**SUPPLIED DATA:**
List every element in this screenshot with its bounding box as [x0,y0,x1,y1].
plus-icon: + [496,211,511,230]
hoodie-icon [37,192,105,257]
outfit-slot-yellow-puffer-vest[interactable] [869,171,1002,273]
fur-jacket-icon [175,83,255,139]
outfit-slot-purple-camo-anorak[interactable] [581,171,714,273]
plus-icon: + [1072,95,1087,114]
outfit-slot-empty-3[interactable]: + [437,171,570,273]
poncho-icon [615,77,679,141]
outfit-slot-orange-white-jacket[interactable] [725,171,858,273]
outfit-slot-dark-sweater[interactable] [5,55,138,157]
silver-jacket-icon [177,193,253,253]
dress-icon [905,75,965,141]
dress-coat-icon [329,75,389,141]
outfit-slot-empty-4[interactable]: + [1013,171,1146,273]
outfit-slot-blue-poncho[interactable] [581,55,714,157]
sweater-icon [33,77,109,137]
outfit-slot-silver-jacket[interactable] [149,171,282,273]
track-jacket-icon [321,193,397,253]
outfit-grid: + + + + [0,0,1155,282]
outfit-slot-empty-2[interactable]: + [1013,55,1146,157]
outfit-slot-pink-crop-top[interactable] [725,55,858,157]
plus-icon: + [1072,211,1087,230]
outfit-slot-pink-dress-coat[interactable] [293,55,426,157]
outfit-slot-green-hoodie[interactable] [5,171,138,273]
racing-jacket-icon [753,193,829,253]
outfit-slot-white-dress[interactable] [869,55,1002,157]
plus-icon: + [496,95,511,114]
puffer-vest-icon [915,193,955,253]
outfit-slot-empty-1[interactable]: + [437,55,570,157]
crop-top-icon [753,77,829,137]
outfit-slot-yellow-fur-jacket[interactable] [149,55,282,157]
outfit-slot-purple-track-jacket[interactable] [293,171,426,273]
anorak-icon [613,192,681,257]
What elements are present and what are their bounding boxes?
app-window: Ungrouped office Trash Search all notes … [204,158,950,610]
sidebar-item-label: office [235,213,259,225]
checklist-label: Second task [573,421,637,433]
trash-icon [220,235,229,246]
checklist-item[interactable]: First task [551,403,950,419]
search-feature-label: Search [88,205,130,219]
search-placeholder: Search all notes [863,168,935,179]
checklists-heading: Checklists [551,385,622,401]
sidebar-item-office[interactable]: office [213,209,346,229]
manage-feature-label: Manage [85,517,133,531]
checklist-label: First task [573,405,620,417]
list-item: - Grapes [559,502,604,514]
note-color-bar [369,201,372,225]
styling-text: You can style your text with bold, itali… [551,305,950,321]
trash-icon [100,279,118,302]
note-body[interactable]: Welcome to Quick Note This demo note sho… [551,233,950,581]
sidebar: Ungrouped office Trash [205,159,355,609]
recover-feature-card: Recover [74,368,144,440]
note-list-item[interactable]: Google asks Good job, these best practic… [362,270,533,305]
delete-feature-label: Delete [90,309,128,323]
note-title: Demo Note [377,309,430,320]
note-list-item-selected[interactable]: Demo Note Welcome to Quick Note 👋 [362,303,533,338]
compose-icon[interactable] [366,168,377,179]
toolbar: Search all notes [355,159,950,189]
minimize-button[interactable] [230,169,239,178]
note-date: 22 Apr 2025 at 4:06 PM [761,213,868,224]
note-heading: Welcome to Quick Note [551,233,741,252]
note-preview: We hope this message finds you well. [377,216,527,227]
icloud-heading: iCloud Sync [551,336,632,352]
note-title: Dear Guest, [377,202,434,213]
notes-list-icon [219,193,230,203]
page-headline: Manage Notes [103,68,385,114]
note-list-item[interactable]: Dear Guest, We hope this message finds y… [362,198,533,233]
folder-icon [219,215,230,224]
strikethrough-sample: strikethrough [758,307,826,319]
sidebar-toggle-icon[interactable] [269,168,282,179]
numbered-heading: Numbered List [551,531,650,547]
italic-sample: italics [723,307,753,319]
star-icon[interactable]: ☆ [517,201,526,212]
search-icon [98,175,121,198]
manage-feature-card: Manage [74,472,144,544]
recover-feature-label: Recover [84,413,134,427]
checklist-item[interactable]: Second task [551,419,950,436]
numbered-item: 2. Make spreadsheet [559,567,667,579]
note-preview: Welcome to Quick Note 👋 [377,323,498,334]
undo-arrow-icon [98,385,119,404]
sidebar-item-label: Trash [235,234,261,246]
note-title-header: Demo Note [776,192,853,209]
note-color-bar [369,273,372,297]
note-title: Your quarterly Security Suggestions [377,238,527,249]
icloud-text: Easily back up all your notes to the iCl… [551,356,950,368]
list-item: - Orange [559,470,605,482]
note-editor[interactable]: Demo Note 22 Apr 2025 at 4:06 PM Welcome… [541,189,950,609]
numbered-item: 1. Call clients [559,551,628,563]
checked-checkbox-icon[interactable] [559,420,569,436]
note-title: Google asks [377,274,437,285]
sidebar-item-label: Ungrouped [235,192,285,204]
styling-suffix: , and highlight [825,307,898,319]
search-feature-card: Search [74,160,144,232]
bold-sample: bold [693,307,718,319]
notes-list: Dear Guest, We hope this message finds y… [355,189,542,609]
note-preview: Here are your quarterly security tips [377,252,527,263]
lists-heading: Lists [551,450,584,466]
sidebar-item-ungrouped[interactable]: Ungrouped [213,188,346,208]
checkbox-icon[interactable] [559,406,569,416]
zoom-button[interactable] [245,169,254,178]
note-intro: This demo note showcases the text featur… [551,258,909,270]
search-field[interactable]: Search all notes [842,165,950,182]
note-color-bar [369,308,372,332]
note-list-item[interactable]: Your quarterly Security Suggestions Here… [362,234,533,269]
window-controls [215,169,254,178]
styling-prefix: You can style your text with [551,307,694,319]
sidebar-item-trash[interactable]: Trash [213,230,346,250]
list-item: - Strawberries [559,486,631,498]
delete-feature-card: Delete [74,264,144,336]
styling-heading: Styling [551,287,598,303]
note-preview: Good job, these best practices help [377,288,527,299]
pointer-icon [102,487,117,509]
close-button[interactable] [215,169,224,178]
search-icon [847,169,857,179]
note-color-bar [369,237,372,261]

**JOB:** Reproduce all the rows above, switching every "plus-icon" to "add-icon" and leaving everything else unchanged.

**RESULT:**
List every element in this screenshot with its bounding box as [x0,y0,x1,y1].
add-icon: + [496,211,511,230]
hoodie-icon [37,192,105,257]
outfit-slot-yellow-puffer-vest[interactable] [869,171,1002,273]
fur-jacket-icon [175,83,255,139]
outfit-slot-purple-camo-anorak[interactable] [581,171,714,273]
add-icon: + [1072,95,1087,114]
outfit-slot-empty-3[interactable]: + [437,171,570,273]
poncho-icon [615,77,679,141]
outfit-slot-orange-white-jacket[interactable] [725,171,858,273]
outfit-slot-dark-sweater[interactable] [5,55,138,157]
silver-jacket-icon [177,193,253,253]
dress-icon [905,75,965,141]
dress-coat-icon [329,75,389,141]
outfit-slot-empty-4[interactable]: + [1013,171,1146,273]
outfit-slot-blue-poncho[interactable] [581,55,714,157]
sweater-icon [33,77,109,137]
outfit-slot-silver-jacket[interactable] [149,171,282,273]
track-jacket-icon [321,193,397,253]
outfit-grid: + + + + [0,0,1155,282]
outfit-slot-empty-2[interactable]: + [1013,55,1146,157]
outfit-slot-pink-crop-top[interactable] [725,55,858,157]
add-icon: + [1072,211,1087,230]
outfit-slot-pink-dress-coat[interactable] [293,55,426,157]
outfit-slot-green-hoodie[interactable] [5,171,138,273]
racing-jacket-icon [753,193,829,253]
outfit-slot-white-dress[interactable] [869,55,1002,157]
add-icon: + [496,95,511,114]
puffer-vest-icon [915,193,955,253]
outfit-slot-empty-1[interactable]: + [437,55,570,157]
crop-top-icon [753,77,829,137]
outfit-slot-yellow-fur-jacket[interactable] [149,55,282,157]
outfit-slot-purple-track-jacket[interactable] [293,171,426,273]
anorak-icon [613,192,681,257]
What elements are present and what are their bounding boxes?
app-window: Ungrouped office Trash Search all notes … [204,158,950,610]
sidebar-item-label: office [235,213,259,225]
checklist-label: Second task [573,421,637,433]
trash-icon [220,235,229,246]
checklist-item[interactable]: First task [551,403,950,419]
search-feature-label: Search [88,205,130,219]
search-placeholder: Search all notes [863,168,935,179]
checklists-heading: Checklists [551,385,622,401]
sidebar-item-office[interactable]: office [213,209,346,229]
manage-feature-label: Manage [85,517,133,531]
checklist-label: First task [573,405,620,417]
list-item: - Grapes [559,502,604,514]
note-color-bar [369,201,372,225]
styling-text: You can style your text with bold, itali… [551,305,950,321]
trash-icon [100,279,118,302]
note-body[interactable]: Welcome to Quick Note This demo note sho… [551,233,950,581]
sidebar: Ungrouped office Trash [205,159,355,609]
recover-feature-card: Recover [74,368,144,440]
note-list-item[interactable]: Google asks Good job, these best practic… [362,270,533,305]
delete-feature-label: Delete [90,309,128,323]
note-title: Demo Note [377,309,430,320]
note-list-item-selected[interactable]: Demo Note Welcome to Quick Note 👋 [362,303,533,338]
compose-icon[interactable] [366,168,377,179]
toolbar: Search all notes [355,159,950,189]
minimize-button[interactable] [230,169,239,178]
note-date: 22 Apr 2025 at 4:06 PM [761,213,868,224]
note-heading: Welcome to Quick Note [551,233,741,252]
note-preview: We hope this message finds you well. [377,216,527,227]
icloud-heading: iCloud Sync [551,336,632,352]
note-title: Dear Guest, [377,202,434,213]
notes-list-icon [219,193,230,203]
page-headline: Manage Notes [103,68,385,114]
note-list-item[interactable]: Dear Guest, We hope this message finds y… [362,198,533,233]
folder-icon [219,215,230,224]
strikethrough-sample: strikethrough [758,307,826,319]
sidebar-toggle-icon[interactable] [269,168,282,179]
numbered-heading: Numbered List [551,531,650,547]
italic-sample: italics [723,307,753,319]
star-icon[interactable]: ☆ [517,201,526,212]
search-icon [98,175,121,198]
manage-feature-card: Manage [74,472,144,544]
recover-feature-label: Recover [84,413,134,427]
checklist-item[interactable]: Second task [551,419,950,436]
numbered-item: 2. Make spreadsheet [559,567,667,579]
note-preview: Welcome to Quick Note 👋 [377,323,498,334]
undo-arrow-icon [98,385,119,404]
sidebar-item-label: Trash [235,234,261,246]
note-title-header: Demo Note [776,192,853,209]
note-color-bar [369,273,372,297]
note-title: Your quarterly Security Suggestions [377,238,527,249]
icloud-text: Easily back up all your notes to the iCl… [551,356,950,368]
list-item: - Orange [559,470,605,482]
note-editor[interactable]: Demo Note 22 Apr 2025 at 4:06 PM Welcome… [541,189,950,609]
numbered-item: 1. Call clients [559,551,628,563]
checked-checkbox-icon[interactable] [559,420,569,436]
note-title: Google asks [377,274,437,285]
sidebar-item-label: Ungrouped [235,192,285,204]
styling-suffix: , and highlight [825,307,898,319]
search-feature-card: Search [74,160,144,232]
bold-sample: bold [693,307,718,319]
notes-list: Dear Guest, We hope this message finds y… [355,189,542,609]
note-preview: Here are your quarterly security tips [377,252,527,263]
lists-heading: Lists [551,450,584,466]
sidebar-item-ungrouped[interactable]: Ungrouped [213,188,346,208]
checkbox-icon[interactable] [559,406,569,416]
zoom-button[interactable] [245,169,254,178]
note-intro: This demo note showcases the text featur… [551,258,909,270]
search-field[interactable]: Search all notes [842,165,950,182]
note-color-bar [369,308,372,332]
note-list-item[interactable]: Your quarterly Security Suggestions Here… [362,234,533,269]
window-controls [215,169,254,178]
styling-prefix: You can style your text with [551,307,694,319]
sidebar-item-trash[interactable]: Trash [213,230,346,250]
list-item: - Strawberries [559,486,631,498]
delete-feature-card: Delete [74,264,144,336]
styling-heading: Styling [551,287,598,303]
note-preview: Good job, these best practices help [377,288,527,299]
pointer-icon [102,487,117,509]
close-button[interactable] [215,169,224,178]
search-icon [847,169,857,179]
note-color-bar [369,237,372,261]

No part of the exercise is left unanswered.